#### [Direction 1]
According to the article on legal marijuana in Colorado, how many citations did police write for public consumption in 2014?
#### [Direction 2]
Gather every line in the records that contains the string "arrow".

#### [Selection]
____________________
Pubdate: Fri, 24 Jun 2016
Source: Chicago Tribune (IL)
Copyright: 2016 Associated Press
Author: Kristen Wyatt, Associated Press


DENVER (AP) - Legal marijuana is giving Colorado a stinky conundrum. 
Visitors can buy the drug, but they can't use it in public. Or in a 
rental car. Or in most hotel rooms.

The result is something marijuana advocates and opponents alike 
feared - people toking up on sidewalks, in city parks and in alleys 
behind bars and restaurants - despite laws against doing so. And 
they're getting dinged with tickets.

 From Denver to mountain resorts like Aspen and Breckenridge, police 
wrote nearly 800 citations for the new crime of public consumption in 
2014, the first year recreational sales began.

Some legalization advocates believe they have a solution - pot clubs.

Denver voters may consider a ballot measure this fall to make the 
city the most populous place in the nation to expressly allow pot clubs.
____________________
Region and label listings
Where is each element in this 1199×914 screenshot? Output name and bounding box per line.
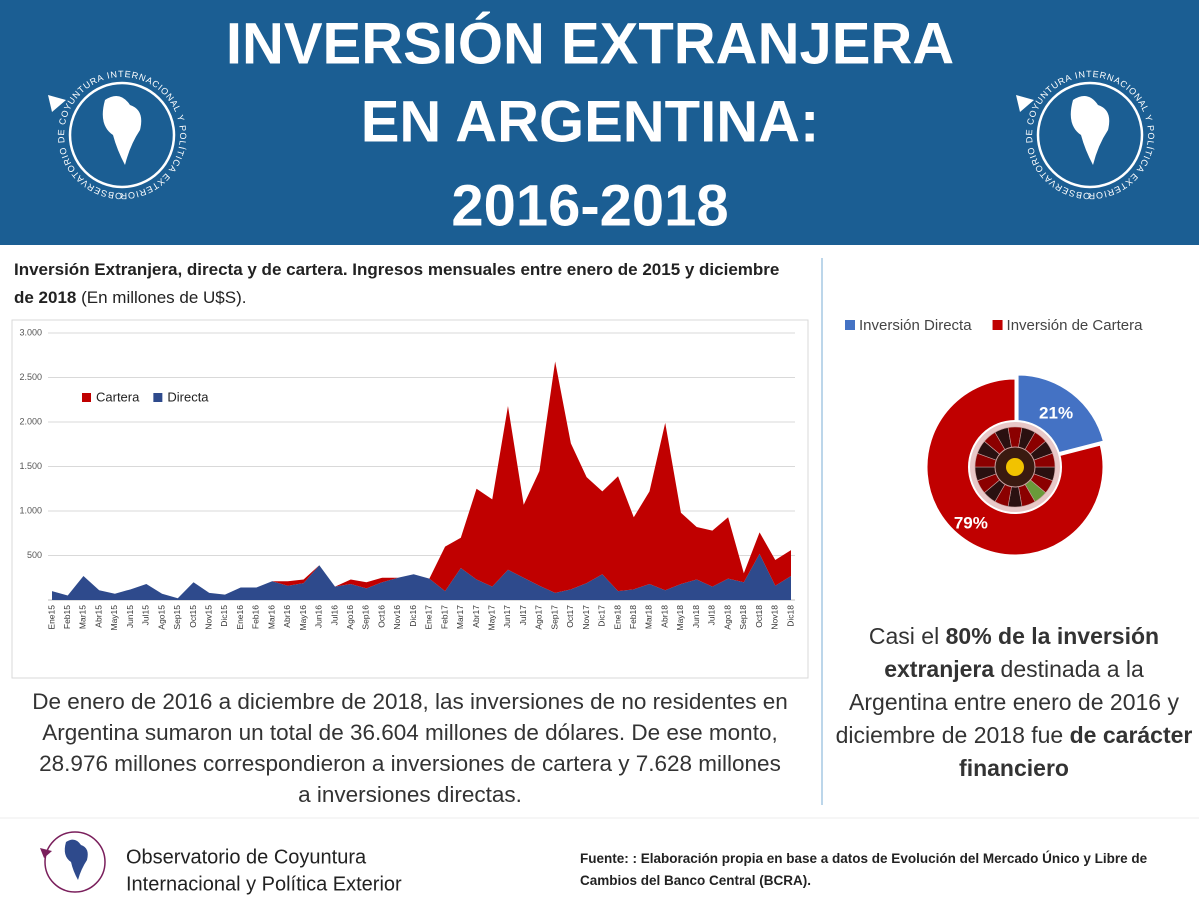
wheel-center [1006, 458, 1024, 476]
y-tick-label: 1.000 [19, 505, 42, 515]
x-tick-label: Sep16 [361, 605, 371, 630]
x-tick-label: May16 [298, 605, 308, 631]
x-tick-label: Jun18 [691, 605, 701, 628]
x-tick-label: Dic15 [219, 605, 229, 627]
x-tick-label: Feb18 [628, 605, 638, 629]
y-tick-label: 500 [27, 550, 42, 560]
chart-title: Inversión Extranjera, directa y de carte… [14, 260, 780, 307]
legend-swatch [992, 320, 1003, 330]
legend-swatch [82, 393, 91, 402]
legend-label: Directa [167, 389, 209, 404]
x-tick-label: Feb15 [62, 605, 72, 629]
highlight-bold: 80% de la inversión extranjera [884, 623, 1160, 682]
x-tick-label: Feb16 [251, 605, 261, 629]
x-tick-label: Mar17 [455, 605, 465, 629]
header-band [0, 0, 1199, 245]
x-tick-label: Jul16 [329, 605, 339, 626]
title-line: INVERSIÓN EXTRANJERA [226, 11, 954, 76]
logo-arrow [48, 95, 66, 112]
footer-org: Internacional y Política Exterior [126, 873, 402, 895]
x-tick-label: Sep18 [738, 605, 748, 630]
x-tick-label: May15 [109, 605, 119, 631]
area [52, 553, 791, 600]
highlight-text: Casi el [868, 623, 946, 649]
x-tick-label: Ago16 [345, 605, 355, 630]
x-tick-label: Oct15 [188, 605, 198, 628]
x-tick-label: Dic18 [785, 605, 795, 627]
y-tick-label: 3.000 [19, 327, 42, 337]
legend-label: Inversión Directa [859, 317, 972, 334]
x-tick-label: Mar16 [266, 605, 276, 629]
chart-heading: Inversión Extranjera, directa y de carte… [14, 256, 794, 312]
y-tick-label: 2.500 [19, 372, 42, 382]
x-tick-label: Oct16 [376, 605, 386, 628]
x-tick-label: Abr15 [93, 605, 103, 628]
logo-circle [44, 831, 106, 893]
highlight: Casi el 80% de la inversión extranjera d… [835, 620, 1193, 785]
logo-arrow [1016, 95, 1034, 112]
x-tick-label: Nov15 [203, 605, 213, 630]
x-tick-label: Feb17 [439, 605, 449, 629]
y-tick-label: 1.500 [19, 461, 42, 471]
x-tick-label: Nov16 [392, 605, 402, 630]
x-tick-label: Abr16 [282, 605, 292, 628]
header-title: INVERSIÓN EXTRANJERA EN ARGENTINA: 2016-… [226, 11, 954, 238]
pie-label: 21% [1039, 404, 1073, 423]
pie-slice [926, 378, 1104, 556]
logo-map [1070, 96, 1110, 165]
x-tick-label: Abr17 [471, 605, 481, 628]
logo-map [64, 839, 88, 880]
x-tick-label: Ago18 [722, 605, 732, 630]
legend-label: Inversión de Cartera [1007, 317, 1144, 334]
x-tick-label: Sep17 [549, 605, 559, 630]
x-tick-label: May17 [487, 605, 497, 631]
x-tick-label: Jul18 [707, 605, 717, 626]
chart-subtitle: (En millones de U$S). [81, 288, 247, 307]
x-tick-label: May18 [675, 605, 685, 631]
x-tick-label: Ago17 [534, 605, 544, 630]
x-tick-label: Jun17 [502, 605, 512, 628]
x-tick-label: Sep15 [172, 605, 182, 630]
x-tick-label: Nov18 [770, 605, 780, 630]
x-tick-label: Jul15 [141, 605, 151, 626]
logo-circle [68, 81, 176, 189]
footer-org: Observatorio de Coyuntura [126, 846, 367, 868]
logo-map [102, 96, 142, 165]
x-tick-label: Ene16 [235, 605, 245, 630]
x-tick-label: Jun15 [125, 605, 135, 628]
legend-swatch [153, 393, 163, 402]
legend-swatch [845, 320, 855, 330]
logo-circle [1036, 81, 1144, 189]
x-tick-label: Oct18 [754, 605, 764, 628]
summary: De enero de 2016 a diciembre de 2018, la… [32, 689, 788, 807]
footer-source: Fuente: : Elaboración propia en base a d… [580, 851, 1148, 888]
x-tick-label: Dic16 [408, 605, 418, 627]
x-tick-label: Jul17 [518, 605, 528, 626]
x-tick-label: Mar15 [78, 605, 88, 629]
pie-label: 79% [954, 513, 988, 532]
legend-label: Cartera [96, 389, 140, 404]
footer-logo [40, 831, 106, 893]
y-tick-label: 2.000 [19, 416, 42, 426]
x-tick-label: Nov17 [581, 605, 591, 630]
x-tick-label: Oct17 [565, 605, 575, 628]
highlight-text: destinada a la Argentina entre enero de … [835, 656, 1179, 748]
logo-arrow [40, 848, 52, 858]
x-tick-label: Jun16 [314, 605, 324, 628]
title-line: EN ARGENTINA: [361, 89, 820, 154]
x-tick-label: Ago15 [156, 605, 166, 630]
x-tick-label: Ene15 [46, 605, 56, 630]
x-tick-label: Mar18 [644, 605, 654, 629]
area [52, 361, 791, 599]
x-tick-label: Dic17 [597, 605, 607, 627]
x-tick-label: Abr18 [659, 605, 669, 628]
title-line: 2016-2018 [451, 173, 728, 238]
x-tick-label: Ene18 [612, 605, 622, 630]
highlight-bold: de carácter financiero [959, 722, 1193, 781]
x-tick-label: Ene17 [424, 605, 434, 630]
____________________
#### [Written answer 1]
Nearly 800.

#### [Written answer 2]
logo-arrow [48, 95, 66, 112]
logo-arrow [1016, 95, 1034, 112]
logo-arrow [40, 848, 52, 858]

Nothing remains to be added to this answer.